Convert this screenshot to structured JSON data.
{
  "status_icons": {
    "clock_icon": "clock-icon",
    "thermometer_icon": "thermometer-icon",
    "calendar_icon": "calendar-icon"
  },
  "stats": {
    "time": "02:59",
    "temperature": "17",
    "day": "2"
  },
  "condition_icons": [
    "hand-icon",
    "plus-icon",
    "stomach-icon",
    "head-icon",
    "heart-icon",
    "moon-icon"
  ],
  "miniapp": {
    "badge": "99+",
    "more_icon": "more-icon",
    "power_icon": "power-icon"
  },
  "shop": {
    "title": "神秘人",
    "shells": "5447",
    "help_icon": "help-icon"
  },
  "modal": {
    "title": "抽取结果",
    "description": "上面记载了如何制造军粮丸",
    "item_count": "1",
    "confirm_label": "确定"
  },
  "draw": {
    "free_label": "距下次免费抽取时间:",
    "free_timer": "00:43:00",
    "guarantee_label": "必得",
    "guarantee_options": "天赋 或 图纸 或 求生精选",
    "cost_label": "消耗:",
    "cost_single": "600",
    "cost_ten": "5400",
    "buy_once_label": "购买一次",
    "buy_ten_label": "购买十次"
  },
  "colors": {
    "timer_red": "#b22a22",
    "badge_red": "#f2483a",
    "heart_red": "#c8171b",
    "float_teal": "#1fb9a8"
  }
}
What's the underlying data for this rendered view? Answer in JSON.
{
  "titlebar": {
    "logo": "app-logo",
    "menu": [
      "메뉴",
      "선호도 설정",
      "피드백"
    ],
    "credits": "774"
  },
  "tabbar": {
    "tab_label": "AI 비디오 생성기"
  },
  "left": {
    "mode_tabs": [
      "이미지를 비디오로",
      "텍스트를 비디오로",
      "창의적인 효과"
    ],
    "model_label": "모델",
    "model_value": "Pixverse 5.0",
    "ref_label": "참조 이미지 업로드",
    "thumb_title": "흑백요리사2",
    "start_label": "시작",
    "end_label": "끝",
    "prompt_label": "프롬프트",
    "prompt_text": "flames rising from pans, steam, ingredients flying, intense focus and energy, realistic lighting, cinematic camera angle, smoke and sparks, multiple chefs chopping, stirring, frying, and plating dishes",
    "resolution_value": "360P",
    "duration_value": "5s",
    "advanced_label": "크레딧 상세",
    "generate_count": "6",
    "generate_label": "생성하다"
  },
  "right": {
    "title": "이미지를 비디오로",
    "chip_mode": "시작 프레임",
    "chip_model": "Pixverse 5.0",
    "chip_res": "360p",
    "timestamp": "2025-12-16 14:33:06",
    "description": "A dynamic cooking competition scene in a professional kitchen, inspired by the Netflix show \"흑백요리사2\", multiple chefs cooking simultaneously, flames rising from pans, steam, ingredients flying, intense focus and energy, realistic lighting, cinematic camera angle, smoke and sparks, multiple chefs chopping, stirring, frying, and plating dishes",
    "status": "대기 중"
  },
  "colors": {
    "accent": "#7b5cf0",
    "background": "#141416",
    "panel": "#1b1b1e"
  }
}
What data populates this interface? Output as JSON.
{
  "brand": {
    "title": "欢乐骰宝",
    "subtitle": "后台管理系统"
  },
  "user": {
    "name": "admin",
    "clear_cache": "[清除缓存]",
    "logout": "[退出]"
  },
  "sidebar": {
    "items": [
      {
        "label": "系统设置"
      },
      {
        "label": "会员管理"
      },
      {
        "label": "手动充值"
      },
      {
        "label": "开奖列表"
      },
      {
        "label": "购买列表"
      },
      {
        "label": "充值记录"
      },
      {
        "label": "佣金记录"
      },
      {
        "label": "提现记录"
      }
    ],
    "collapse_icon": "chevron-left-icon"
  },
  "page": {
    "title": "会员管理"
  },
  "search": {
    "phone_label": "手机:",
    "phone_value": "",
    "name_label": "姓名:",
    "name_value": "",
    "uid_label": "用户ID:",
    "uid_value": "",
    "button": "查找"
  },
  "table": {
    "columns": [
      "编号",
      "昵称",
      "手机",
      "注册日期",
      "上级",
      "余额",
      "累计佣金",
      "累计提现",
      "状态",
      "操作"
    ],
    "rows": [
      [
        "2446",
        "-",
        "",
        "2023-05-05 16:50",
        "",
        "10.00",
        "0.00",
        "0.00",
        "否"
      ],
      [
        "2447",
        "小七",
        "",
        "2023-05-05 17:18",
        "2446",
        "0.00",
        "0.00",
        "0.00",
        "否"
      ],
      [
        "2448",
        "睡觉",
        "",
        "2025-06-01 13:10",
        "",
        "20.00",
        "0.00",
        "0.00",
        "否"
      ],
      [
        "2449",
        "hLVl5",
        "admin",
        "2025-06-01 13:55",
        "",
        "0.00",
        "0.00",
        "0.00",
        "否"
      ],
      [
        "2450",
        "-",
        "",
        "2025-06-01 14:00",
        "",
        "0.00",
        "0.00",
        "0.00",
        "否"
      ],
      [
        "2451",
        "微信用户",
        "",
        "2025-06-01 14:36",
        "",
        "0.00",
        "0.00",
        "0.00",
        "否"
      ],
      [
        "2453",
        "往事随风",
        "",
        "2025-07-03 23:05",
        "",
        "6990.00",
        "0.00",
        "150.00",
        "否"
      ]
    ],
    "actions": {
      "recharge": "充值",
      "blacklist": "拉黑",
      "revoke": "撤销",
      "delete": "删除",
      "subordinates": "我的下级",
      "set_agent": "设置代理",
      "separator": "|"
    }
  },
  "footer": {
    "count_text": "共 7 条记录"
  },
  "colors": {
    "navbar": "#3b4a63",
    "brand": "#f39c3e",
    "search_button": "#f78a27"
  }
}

**Your instructions:** Output all records verbatim.

**The solution:**
Convert this screenshot to structured JSON data.
{
  "status_icons": {
    "clock_icon": "clock-icon",
    "thermometer_icon": "thermometer-icon",
    "calendar_icon": "calendar-icon"
  },
  "stats": {
    "time": "02:59",
    "temperature": "17",
    "day": "2"
  },
  "condition_icons": [
    "hand-icon",
    "plus-icon",
    "stomach-icon",
    "head-icon",
    "heart-icon",
    "moon-icon"
  ],
  "miniapp": {
    "badge": "99+",
    "more_icon": "more-icon",
    "power_icon": "power-icon"
  },
  "shop": {
    "title": "神秘人",
    "shells": "5447",
    "help_icon": "help-icon"
  },
  "modal": {
    "title": "抽取结果",
    "description": "上面记载了如何制造军粮丸",
    "item_count": "1",
    "confirm_label": "确定"
  },
  "draw": {
    "free_label": "距下次免费抽取时间:",
    "free_timer": "00:43:00",
    "guarantee_label": "必得",
    "guarantee_options": "天赋 或 图纸 或 求生精选",
    "cost_label": "消耗:",
    "cost_single": "600",
    "cost_ten": "5400",
    "buy_once_label": "购买一次",
    "buy_ten_label": "购买十次"
  },
  "colors": {
    "timer_red": "#b22a22",
    "badge_red": "#f2483a",
    "heart_red": "#c8171b",
    "float_teal": "#1fb9a8"
  }
}
What's the underlying data for this rendered view? Answer in JSON.
{
  "titlebar": {
    "logo": "app-logo",
    "menu": [
      "메뉴",
      "선호도 설정",
      "피드백"
    ],
    "credits": "774"
  },
  "tabbar": {
    "tab_label": "AI 비디오 생성기"
  },
  "left": {
    "mode_tabs": [
      "이미지를 비디오로",
      "텍스트를 비디오로",
      "창의적인 효과"
    ],
    "model_label": "모델",
    "model_value": "Pixverse 5.0",
    "ref_label": "참조 이미지 업로드",
    "thumb_title": "흑백요리사2",
    "start_label": "시작",
    "end_label": "끝",
    "prompt_label": "프롬프트",
    "prompt_text": "flames rising from pans, steam, ingredients flying, intense focus and energy, realistic lighting, cinematic camera angle, smoke and sparks, multiple chefs chopping, stirring, frying, and plating dishes",
    "resolution_value": "360P",
    "duration_value": "5s",
    "advanced_label": "크레딧 상세",
    "generate_count": "6",
    "generate_label": "생성하다"
  },
  "right": {
    "title": "이미지를 비디오로",
    "chip_mode": "시작 프레임",
    "chip_model": "Pixverse 5.0",
    "chip_res": "360p",
    "timestamp": "2025-12-16 14:33:06",
    "description": "A dynamic cooking competition scene in a professional kitchen, inspired by the Netflix show \"흑백요리사2\", multiple chefs cooking simultaneously, flames rising from pans, steam, ingredients flying, intense focus and energy, realistic lighting, cinematic camera angle, smoke and sparks, multiple chefs chopping, stirring, frying, and plating dishes",
    "status": "대기 중"
  },
  "colors": {
    "accent": "#7b5cf0",
    "background": "#141416",
    "panel": "#1b1b1e"
  }
}
What data populates this interface? Output as JSON.
{
  "brand": {
    "title": "欢乐骰宝",
    "subtitle": "后台管理系统"
  },
  "user": {
    "name": "admin",
    "clear_cache": "[清除缓存]",
    "logout": "[退出]"
  },
  "sidebar": {
    "items": [
      {
        "label": "系统设置"
      },
      {
        "label": "会员管理"
      },
      {
        "label": "手动充值"
      },
      {
        "label": "开奖列表"
      },
      {
        "label": "购买列表"
      },
      {
        "label": "充值记录"
      },
      {
        "label": "佣金记录"
      },
      {
        "label": "提现记录"
      }
    ],
    "collapse_icon": "chevron-left-icon"
  },
  "page": {
    "title": "会员管理"
  },
  "search": {
    "phone_label": "手机:",
    "phone_value": "",
    "name_label": "姓名:",
    "name_value": "",
    "uid_label": "用户ID:",
    "uid_value": "",
    "button": "查找"
  },
  "table": {
    "columns": [
      "编号",
      "昵称",
      "手机",
      "注册日期",
      "上级",
      "余额",
      "累计佣金",
      "累计提现",
      "状态",
      "操作"
    ],
    "rows": [
      [
        "2446",
        "-",
        "",
        "2023-05-05 16:50",
        "",
        "10.00",
        "0.00",
        "0.00",
        "否"
      ],
      [
        "2447",
        "小七",
        "",
        "2023-05-05 17:18",
        "2446",
        "0.00",
        "0.00",
        "0.00",
        "否"
      ],
      [
        "2448",
        "睡觉",
        "",
        "2025-06-01 13:10",
        "",
        "20.00",
        "0.00",
        "0.00",
        "否"
      ],
      [
        "2449",
        "hLVl5",
        "admin",
        "2025-06-01 13:55",
        "",
        "0.00",
        "0.00",
        "0.00",
        "否"
      ],
      [
        "2450",
        "-",
        "",
        "2025-06-01 14:00",
        "",
        "0.00",
        "0.00",
        "0.00",
        "否"
      ],
      [
        "2451",
        "微信用户",
        "",
        "2025-06-01 14:36",
        "",
        "0.00",
        "0.00",
        "0.00",
        "否"
      ],
      [
        "2453",
        "往事随风",
        "",
        "2025-07-03 23:05",
        "",
        "6990.00",
        "0.00",
        "150.00",
        "否"
      ]
    ],
    "actions": {
      "recharge": "充值",
      "blacklist": "拉黑",
      "revoke": "撤销",
      "delete": "删除",
      "subordinates": "我的下级",
      "set_agent": "设置代理",
      "separator": "|"
    }
  },
  "footer": {
    "count_text": "共 7 条记录"
  },
  "colors": {
    "navbar": "#3b4a63",
    "brand": "#f39c3e",
    "search_button": "#f78a27"
  }
}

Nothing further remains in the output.